Part of a data file
◆ ◆ ◆ ◆ ◆

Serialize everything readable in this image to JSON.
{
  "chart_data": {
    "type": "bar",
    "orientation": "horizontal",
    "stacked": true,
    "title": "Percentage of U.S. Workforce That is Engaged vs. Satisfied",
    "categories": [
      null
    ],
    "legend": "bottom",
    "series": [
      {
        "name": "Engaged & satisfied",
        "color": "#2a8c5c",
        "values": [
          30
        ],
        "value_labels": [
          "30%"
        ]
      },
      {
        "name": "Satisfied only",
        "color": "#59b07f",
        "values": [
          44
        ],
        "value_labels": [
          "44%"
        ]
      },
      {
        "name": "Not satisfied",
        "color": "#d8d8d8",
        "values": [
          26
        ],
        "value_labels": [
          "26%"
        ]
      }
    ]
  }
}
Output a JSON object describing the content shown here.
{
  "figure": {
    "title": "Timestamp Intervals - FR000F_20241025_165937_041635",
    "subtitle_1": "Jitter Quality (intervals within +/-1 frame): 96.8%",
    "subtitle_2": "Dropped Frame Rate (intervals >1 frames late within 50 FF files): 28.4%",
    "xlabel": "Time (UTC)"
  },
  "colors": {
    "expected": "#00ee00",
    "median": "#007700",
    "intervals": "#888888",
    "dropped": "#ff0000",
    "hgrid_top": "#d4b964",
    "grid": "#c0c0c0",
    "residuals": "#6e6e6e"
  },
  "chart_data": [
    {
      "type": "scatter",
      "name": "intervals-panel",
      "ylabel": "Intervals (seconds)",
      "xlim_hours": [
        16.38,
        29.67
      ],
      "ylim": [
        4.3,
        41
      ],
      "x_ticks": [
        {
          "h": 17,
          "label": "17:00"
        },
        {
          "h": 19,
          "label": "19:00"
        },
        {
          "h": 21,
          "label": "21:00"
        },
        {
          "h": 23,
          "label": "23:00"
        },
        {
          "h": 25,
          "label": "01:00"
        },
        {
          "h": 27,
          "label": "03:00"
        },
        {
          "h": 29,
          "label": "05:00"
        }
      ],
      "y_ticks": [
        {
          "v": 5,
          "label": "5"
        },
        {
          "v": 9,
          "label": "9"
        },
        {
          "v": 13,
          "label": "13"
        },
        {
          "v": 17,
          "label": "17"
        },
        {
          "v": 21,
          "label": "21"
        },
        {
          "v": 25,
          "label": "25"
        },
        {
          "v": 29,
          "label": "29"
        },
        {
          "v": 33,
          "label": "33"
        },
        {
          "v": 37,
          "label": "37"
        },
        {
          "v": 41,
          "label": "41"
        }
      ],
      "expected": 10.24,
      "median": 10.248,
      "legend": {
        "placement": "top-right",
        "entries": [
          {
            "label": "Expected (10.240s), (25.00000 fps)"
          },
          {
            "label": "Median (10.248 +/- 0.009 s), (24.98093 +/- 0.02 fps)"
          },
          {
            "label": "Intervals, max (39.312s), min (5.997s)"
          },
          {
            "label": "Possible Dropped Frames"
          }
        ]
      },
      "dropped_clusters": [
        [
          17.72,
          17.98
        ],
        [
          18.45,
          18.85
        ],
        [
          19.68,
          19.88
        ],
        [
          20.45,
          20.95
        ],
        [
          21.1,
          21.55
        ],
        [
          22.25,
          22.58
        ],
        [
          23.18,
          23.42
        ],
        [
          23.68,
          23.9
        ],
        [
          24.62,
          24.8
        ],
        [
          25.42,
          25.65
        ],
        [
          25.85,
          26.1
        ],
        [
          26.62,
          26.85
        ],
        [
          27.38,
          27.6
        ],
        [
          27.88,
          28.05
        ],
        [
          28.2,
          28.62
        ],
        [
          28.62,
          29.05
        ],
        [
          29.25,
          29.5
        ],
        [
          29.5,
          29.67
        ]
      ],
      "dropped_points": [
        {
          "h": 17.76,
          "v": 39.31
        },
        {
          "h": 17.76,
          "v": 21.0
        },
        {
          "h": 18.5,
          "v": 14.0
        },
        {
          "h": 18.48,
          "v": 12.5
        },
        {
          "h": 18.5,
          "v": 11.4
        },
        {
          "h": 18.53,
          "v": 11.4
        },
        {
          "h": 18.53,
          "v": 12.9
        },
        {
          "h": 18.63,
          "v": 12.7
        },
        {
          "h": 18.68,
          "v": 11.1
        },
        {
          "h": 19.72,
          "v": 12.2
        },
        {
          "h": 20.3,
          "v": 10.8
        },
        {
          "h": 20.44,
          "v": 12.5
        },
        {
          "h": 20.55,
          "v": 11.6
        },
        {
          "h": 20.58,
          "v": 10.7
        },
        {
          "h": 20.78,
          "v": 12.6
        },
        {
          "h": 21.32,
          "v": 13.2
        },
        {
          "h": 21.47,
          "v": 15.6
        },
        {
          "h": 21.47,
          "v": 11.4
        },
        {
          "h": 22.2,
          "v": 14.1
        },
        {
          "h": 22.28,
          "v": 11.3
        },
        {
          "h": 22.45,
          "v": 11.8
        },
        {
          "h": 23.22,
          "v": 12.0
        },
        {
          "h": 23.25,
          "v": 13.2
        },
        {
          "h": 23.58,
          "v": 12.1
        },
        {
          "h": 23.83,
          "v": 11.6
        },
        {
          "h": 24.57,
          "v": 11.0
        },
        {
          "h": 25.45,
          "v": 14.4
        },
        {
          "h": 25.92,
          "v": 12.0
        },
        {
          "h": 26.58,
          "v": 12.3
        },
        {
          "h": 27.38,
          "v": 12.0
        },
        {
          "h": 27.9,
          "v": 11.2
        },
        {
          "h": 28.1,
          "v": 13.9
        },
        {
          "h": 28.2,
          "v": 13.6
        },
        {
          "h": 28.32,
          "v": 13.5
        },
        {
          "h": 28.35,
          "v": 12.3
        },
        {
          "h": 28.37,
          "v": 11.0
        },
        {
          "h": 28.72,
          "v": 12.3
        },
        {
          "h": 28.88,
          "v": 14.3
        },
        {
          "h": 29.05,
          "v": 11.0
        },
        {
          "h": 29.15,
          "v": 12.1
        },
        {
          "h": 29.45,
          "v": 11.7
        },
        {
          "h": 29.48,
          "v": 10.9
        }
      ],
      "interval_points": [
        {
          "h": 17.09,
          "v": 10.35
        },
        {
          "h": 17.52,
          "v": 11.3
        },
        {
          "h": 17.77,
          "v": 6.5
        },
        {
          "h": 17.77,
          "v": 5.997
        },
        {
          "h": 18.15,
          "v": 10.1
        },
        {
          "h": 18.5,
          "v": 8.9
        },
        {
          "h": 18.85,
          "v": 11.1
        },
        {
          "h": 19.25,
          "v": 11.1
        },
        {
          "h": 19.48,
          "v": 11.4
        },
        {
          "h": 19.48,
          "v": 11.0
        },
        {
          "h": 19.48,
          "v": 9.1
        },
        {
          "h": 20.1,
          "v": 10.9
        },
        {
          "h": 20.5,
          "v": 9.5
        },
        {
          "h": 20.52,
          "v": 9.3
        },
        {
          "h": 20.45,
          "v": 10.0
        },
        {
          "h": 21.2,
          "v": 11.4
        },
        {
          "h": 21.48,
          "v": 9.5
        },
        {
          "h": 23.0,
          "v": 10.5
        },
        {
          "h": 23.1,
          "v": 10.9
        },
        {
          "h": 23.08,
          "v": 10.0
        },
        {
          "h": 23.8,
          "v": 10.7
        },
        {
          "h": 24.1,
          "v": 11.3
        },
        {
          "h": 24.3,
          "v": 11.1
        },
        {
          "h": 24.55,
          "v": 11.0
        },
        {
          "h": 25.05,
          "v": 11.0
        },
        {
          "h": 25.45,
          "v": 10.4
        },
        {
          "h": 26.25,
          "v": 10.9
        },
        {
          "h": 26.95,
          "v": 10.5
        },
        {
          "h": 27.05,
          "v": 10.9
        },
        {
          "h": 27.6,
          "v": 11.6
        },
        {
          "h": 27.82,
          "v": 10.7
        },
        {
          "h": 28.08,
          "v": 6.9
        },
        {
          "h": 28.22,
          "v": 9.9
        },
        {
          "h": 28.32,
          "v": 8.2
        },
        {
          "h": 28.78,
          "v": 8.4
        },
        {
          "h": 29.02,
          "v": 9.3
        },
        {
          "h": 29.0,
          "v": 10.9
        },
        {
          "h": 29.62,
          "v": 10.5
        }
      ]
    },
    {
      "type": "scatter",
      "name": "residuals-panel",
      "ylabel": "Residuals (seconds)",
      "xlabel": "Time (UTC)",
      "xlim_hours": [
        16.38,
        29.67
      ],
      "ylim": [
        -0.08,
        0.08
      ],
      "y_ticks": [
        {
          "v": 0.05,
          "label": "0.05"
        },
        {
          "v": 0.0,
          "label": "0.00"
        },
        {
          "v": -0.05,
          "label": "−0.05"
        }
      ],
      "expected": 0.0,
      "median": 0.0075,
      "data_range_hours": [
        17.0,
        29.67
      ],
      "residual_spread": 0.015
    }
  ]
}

◆ ◆ ◆ ◆ ◆

▸ Task statement:
Locate the word "within" in the records and collect each line it appears in.

▸ Result for this exercise:
    "subtitle_1": "Jitter Quality (intervals within +/-1 frame): 96.8%",
    "subtitle_2": "Dropped Frame Rate (intervals >1 frames late within 50 FF files): 28.4%",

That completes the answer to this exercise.